WHAT THE TASK ASKS
Show each line of the data below that has the string "equations" in it.
____
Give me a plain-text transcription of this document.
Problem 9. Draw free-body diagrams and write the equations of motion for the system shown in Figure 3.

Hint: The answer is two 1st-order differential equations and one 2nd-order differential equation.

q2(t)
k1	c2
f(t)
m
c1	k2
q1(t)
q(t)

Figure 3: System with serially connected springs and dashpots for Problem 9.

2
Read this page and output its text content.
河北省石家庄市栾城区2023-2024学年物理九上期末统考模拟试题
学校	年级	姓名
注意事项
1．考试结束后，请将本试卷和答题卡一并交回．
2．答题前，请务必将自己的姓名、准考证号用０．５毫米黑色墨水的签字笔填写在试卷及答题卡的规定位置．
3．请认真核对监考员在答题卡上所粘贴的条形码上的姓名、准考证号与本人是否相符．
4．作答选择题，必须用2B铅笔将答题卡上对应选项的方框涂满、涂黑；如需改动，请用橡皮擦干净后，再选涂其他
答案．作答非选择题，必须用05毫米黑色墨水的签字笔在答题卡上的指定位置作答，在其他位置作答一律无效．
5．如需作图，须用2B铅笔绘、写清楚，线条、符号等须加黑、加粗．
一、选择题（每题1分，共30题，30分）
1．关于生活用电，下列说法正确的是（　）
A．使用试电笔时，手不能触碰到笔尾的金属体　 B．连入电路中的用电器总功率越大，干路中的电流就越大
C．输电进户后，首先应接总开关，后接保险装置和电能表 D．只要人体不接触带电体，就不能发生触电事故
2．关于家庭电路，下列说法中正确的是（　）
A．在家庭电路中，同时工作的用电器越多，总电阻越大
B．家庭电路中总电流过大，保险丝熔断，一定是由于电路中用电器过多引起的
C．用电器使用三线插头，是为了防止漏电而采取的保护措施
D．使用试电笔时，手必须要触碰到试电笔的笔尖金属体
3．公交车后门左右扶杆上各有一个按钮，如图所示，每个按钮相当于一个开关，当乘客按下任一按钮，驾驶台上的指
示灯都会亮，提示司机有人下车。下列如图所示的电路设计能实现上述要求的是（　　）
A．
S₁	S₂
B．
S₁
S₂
____
FINISHED TASK
Problem 9. Draw free-body diagrams and write the equations of motion for the system shown in Figure 3.
Hint: The answer is two 1st-order differential equations and one 2nd-order differential equation.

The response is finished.